[Data taken from a collection]
++++++++

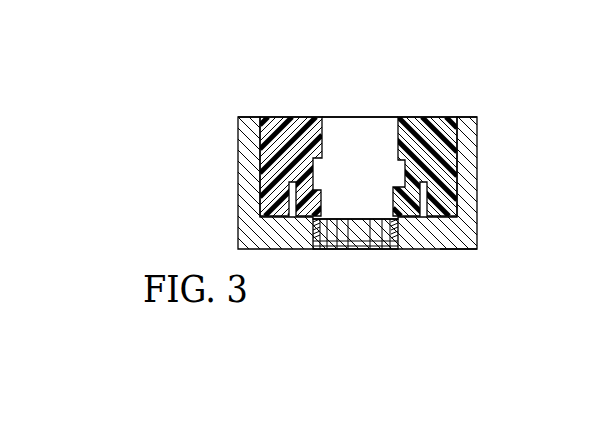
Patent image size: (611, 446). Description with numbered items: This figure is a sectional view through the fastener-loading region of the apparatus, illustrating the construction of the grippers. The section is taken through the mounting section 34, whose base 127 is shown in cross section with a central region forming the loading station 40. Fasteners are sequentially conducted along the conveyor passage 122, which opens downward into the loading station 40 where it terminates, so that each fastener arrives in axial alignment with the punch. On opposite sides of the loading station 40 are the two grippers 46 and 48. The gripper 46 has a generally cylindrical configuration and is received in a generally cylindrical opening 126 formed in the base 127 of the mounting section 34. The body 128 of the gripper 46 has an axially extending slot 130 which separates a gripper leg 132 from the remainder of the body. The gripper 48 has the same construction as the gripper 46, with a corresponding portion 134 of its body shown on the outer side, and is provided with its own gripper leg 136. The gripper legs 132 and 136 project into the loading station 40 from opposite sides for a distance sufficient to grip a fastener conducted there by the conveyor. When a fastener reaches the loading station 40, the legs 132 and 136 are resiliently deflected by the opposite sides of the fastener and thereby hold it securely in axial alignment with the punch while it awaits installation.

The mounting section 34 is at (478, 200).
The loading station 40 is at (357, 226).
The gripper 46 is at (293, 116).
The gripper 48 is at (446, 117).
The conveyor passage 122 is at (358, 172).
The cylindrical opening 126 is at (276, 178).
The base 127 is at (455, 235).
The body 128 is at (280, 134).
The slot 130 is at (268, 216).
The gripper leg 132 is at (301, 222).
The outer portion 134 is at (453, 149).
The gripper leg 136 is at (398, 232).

++++++++

> **WRITTEN TASK**
Arrange the lines of the data above as a numbered list, skipping blank lines and leaving out the pictures.

> **FINAL RESULT**
1. Patent image size: (611, 446). Description with numbered items: This figure is a sectional view through the fastener-loading region of the apparatus, illustrating the construction of the grippers. The section is taken through the mounting section 34, whose base 127 is shown in cross section with a central region forming the loading station 40. Fasteners are sequentially conducted along the conveyor passage 122, which opens downward into the loading station 40 where it terminates, so that each fastener arrives in axial alignment with the punch. On opposite sides of the loading station 40 are the two grippers 46 and 48. The gripper 46 has a generally cylindrical configuration and is received in a generally cylindrical opening 126 formed in the base 127 of the mounting section 34. The body 128 of the gripper 46 has an axially extending slot 130 which separates a gripper leg 132 from the remainder of the body. The gripper 48 has the same construction as the gripper 46, with a corresponding portion 134 of its body shown on the outer side, and is provided with its own gripper leg 136. The gripper legs 132 and 136 project into the loading station 40 from opposite sides for a distance sufficient to grip a fastener conducted there by the conveyor. When a fastener reaches the loading station 40, the legs 132 and 136 are resiliently deflected by the opposite sides of the fastener and thereby hold it securely in axial alignment with the punch while it awaits installation.
2. The mounting section 34 is at (478, 200).
3. The loading station 40 is at (357, 226).
4. The gripper 46 is at (293, 116).
5. The gripper 48 is at (446, 117).
6. The conveyor passage 122 is at (358, 172).
7. The cylindrical opening 126 is at (276, 178).
8. The base 127 is at (455, 235).
9. The body 128 is at (280, 134).
10. The slot 130 is at (268, 216).
11. The gripper leg 132 is at (301, 222).
12. The outer portion 134 is at (453, 149).
13. The gripper leg 136 is at (398, 232).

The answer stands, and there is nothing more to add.